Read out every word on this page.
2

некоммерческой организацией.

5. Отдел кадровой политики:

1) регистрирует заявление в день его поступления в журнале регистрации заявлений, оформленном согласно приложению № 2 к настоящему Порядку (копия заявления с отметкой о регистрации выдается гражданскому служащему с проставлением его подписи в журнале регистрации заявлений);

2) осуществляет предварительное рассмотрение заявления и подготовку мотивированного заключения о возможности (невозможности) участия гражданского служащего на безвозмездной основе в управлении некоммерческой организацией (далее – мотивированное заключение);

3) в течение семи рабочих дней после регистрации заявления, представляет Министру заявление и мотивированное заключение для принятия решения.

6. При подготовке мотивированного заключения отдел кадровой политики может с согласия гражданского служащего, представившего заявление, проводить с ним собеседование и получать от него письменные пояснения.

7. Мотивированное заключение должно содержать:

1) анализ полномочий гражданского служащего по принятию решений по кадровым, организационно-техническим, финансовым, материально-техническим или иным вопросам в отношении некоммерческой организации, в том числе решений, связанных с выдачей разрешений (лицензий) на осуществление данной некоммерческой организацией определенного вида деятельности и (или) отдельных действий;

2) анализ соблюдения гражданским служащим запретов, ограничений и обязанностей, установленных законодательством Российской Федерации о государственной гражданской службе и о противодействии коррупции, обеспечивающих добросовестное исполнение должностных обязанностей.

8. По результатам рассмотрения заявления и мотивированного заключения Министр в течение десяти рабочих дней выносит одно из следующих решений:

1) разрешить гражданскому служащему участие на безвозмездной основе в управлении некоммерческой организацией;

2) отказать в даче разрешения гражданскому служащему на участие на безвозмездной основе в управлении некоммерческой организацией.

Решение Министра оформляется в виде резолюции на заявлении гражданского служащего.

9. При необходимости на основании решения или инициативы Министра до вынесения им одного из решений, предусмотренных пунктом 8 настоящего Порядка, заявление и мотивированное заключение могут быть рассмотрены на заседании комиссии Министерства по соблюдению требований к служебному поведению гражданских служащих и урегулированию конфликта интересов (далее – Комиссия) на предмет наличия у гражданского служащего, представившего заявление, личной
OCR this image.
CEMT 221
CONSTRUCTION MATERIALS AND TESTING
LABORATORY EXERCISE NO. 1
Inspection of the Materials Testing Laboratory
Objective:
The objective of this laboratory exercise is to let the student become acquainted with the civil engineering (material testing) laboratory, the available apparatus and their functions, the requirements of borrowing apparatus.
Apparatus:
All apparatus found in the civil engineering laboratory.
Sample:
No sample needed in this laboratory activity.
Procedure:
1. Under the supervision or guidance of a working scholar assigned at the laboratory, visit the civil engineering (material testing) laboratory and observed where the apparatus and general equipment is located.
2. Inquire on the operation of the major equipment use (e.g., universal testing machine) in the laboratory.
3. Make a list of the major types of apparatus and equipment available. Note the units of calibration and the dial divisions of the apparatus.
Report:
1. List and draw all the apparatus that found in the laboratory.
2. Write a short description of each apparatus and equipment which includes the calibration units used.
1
__________
**Task instructions**:
Reproduce the lines word for word, starting at the one holding "OCR this image." and ending at the final line of the material above.

**Completed exercise**:
OCR this image.
CEMT 221
CONSTRUCTION MATERIALS AND TESTING
LABORATORY EXERCISE NO. 1
Inspection of the Materials Testing Laboratory
Objective:
The objective of this laboratory exercise is to let the student become acquainted with the civil engineering (material testing) laboratory, the available apparatus and their functions, the requirements of borrowing apparatus.
Apparatus:
All apparatus found in the civil engineering laboratory.
Sample:
No sample needed in this laboratory activity.
Procedure:
1. Under the supervision or guidance of a working scholar assigned at the laboratory, visit the civil engineering (material testing) laboratory and observed where the apparatus and general equipment is located.
2. Inquire on the operation of the major equipment use (e.g., universal testing machine) in the laboratory.
3. Make a list of the major types of apparatus and equipment available. Note the units of calibration and the dial divisions of the apparatus.
Report:
1. List and draw all the apparatus that found in the laboratory.
2. Write a short description of each apparatus and equipment which includes the calibration units used.
1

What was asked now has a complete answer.